> [PROBLEM DESCRIPTION]
In your copy, leave out the pictures and repeat the entries below exactly.
--- start THE RECORDS ---
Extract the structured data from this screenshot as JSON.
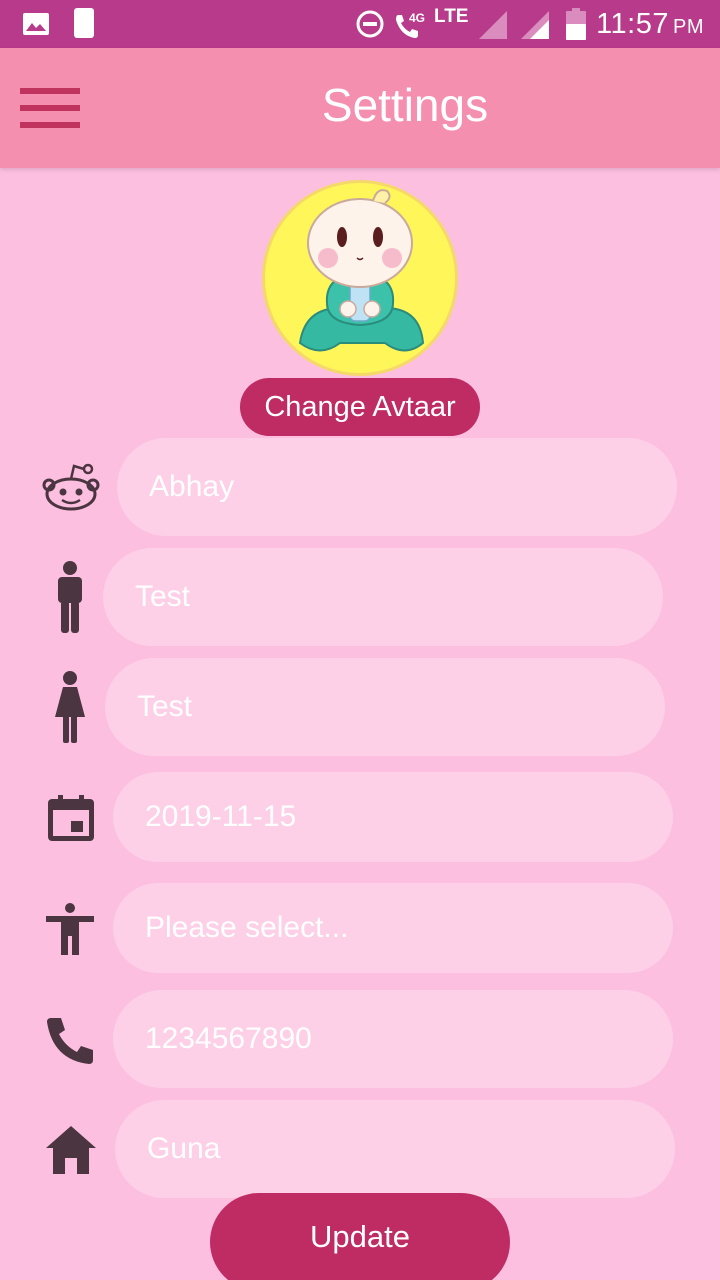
{
  "status_bar": {
    "network_label": "LTE",
    "network_sub": "4G",
    "time": "11:57",
    "ampm": "PM"
  },
  "app_bar": {
    "title": "Settings"
  },
  "profile": {
    "change_avatar_label": "Change Avtaar"
  },
  "form": {
    "name": "Abhay",
    "father_name": "Test",
    "mother_name": "Test",
    "dob": "2019-11-15",
    "gender_select": "Please select...",
    "phone": "1234567890",
    "address": "Guna"
  },
  "actions": {
    "update_label": "Update"
  },
  "colors": {
    "status_bar": "#b83a8a",
    "app_bar": "#f48fb0",
    "background": "#fdbfe0",
    "field": "#fdd0e8",
    "accent": "#bf2b63",
    "icon": "#4a3540"
  },
  "icons": [
    "image-icon",
    "sim-icon",
    "do-not-disturb-icon",
    "wifi-call-icon",
    "signal-icon",
    "battery-icon",
    "menu-icon",
    "reddit-alien-icon",
    "man-icon",
    "woman-icon",
    "calendar-icon",
    "accessibility-icon",
    "phone-icon",
    "home-icon"
  ]
}
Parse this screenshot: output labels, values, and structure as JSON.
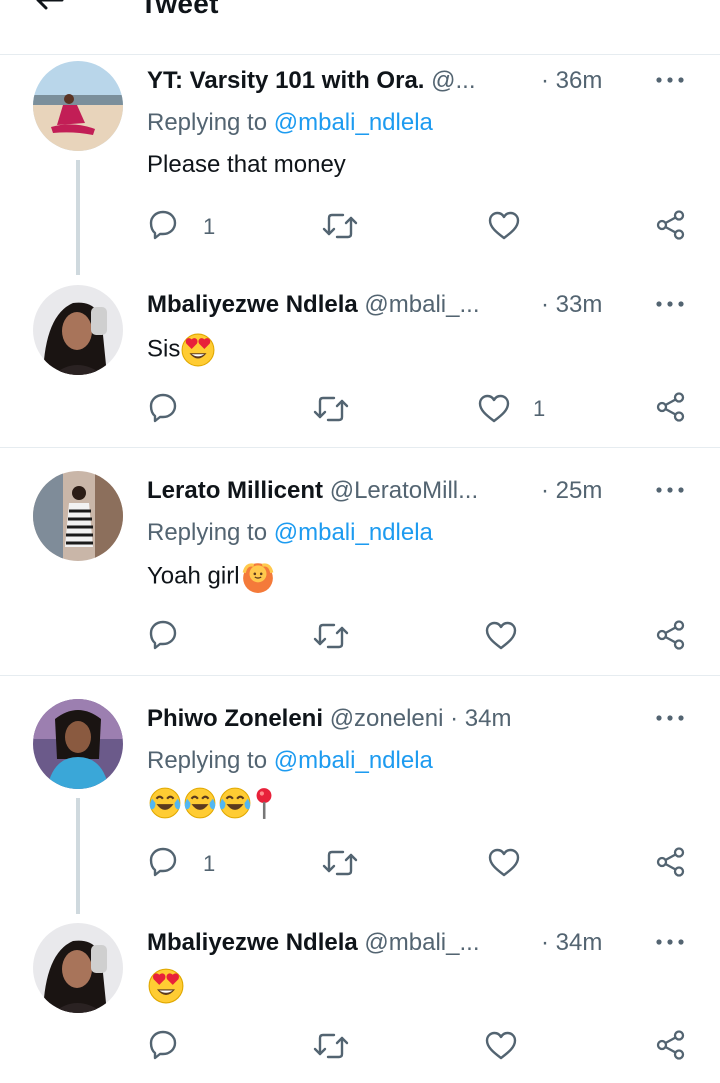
--- end THE RECORDS ---
> [FINISHED EXERCISE]
Extract the structured data from this screenshot as JSON.
{
  "status_bar": {
    "network_label": "LTE",
    "network_sub": "4G",
    "time": "11:57",
    "ampm": "PM"
  },
  "app_bar": {
    "title": "Settings"
  },
  "profile": {
    "change_avatar_label": "Change Avtaar"
  },
  "form": {
    "name": "Abhay",
    "father_name": "Test",
    "mother_name": "Test",
    "dob": "2019-11-15",
    "gender_select": "Please select...",
    "phone": "1234567890",
    "address": "Guna"
  },
  "actions": {
    "update_label": "Update"
  },
  "colors": {
    "status_bar": "#b83a8a",
    "app_bar": "#f48fb0",
    "background": "#fdbfe0",
    "field": "#fdd0e8",
    "accent": "#bf2b63",
    "icon": "#4a3540"
  },
  "icons": [
    "image-icon",
    "sim-icon",
    "do-not-disturb-icon",
    "wifi-call-icon",
    "signal-icon",
    "battery-icon",
    "menu-icon",
    "reddit-alien-icon",
    "man-icon",
    "woman-icon",
    "calendar-icon",
    "accessibility-icon",
    "phone-icon",
    "home-icon"
  ]
}
Parse this screenshot: output labels, values, and structure as JSON.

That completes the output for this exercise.